[begin EXTRACTED MATERIAL]

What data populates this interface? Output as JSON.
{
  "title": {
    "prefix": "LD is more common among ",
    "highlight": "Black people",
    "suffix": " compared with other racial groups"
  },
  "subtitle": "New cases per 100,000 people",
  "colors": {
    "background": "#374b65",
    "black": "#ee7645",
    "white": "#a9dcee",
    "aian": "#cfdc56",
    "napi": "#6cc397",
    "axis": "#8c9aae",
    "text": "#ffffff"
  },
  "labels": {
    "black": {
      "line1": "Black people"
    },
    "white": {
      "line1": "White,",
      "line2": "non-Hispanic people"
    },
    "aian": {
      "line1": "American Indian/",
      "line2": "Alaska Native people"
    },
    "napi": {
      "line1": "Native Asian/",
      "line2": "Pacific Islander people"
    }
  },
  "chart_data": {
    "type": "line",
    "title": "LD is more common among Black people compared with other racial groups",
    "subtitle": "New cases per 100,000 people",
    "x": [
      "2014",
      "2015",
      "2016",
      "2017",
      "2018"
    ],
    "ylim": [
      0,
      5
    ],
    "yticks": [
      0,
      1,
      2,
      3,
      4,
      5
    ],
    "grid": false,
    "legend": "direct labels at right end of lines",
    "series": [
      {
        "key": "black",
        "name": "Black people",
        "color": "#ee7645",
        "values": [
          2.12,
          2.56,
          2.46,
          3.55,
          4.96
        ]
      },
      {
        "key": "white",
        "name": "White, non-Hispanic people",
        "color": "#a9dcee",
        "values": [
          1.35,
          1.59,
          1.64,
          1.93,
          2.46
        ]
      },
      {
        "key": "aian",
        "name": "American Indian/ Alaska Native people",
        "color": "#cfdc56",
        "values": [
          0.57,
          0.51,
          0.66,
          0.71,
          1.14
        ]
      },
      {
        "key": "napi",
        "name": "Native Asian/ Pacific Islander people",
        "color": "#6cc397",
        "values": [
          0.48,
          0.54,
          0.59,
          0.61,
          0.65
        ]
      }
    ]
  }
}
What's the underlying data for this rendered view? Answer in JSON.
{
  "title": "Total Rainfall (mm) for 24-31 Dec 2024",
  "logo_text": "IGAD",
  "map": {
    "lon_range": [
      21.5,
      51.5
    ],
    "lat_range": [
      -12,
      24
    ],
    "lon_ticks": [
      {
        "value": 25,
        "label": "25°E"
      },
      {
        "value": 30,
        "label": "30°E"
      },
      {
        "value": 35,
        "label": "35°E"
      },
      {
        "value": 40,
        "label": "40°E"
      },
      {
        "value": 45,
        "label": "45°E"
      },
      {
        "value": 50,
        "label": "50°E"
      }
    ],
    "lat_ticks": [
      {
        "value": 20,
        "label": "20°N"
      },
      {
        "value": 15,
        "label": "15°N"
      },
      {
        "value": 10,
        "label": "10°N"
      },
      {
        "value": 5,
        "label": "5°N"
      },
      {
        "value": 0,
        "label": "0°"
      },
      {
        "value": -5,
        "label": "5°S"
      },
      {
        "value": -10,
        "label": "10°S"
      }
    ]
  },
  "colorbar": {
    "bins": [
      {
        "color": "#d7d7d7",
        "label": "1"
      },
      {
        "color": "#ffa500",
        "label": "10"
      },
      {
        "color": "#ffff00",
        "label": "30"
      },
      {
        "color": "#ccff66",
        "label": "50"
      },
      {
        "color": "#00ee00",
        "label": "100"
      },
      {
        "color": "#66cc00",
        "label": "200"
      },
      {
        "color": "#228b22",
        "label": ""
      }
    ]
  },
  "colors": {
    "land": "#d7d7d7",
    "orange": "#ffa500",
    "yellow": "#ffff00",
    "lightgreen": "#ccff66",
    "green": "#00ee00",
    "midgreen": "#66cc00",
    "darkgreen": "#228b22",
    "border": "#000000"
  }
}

[end EXTRACTED MATERIAL]

WORK INSTRUCTIONS ->
Pick out the lines containing the string "What" and show them.

WORKED SOLUTION ->
What data populates this interface? Output as JSON.
What's the underlying data for this rendered view? Answer in JSON.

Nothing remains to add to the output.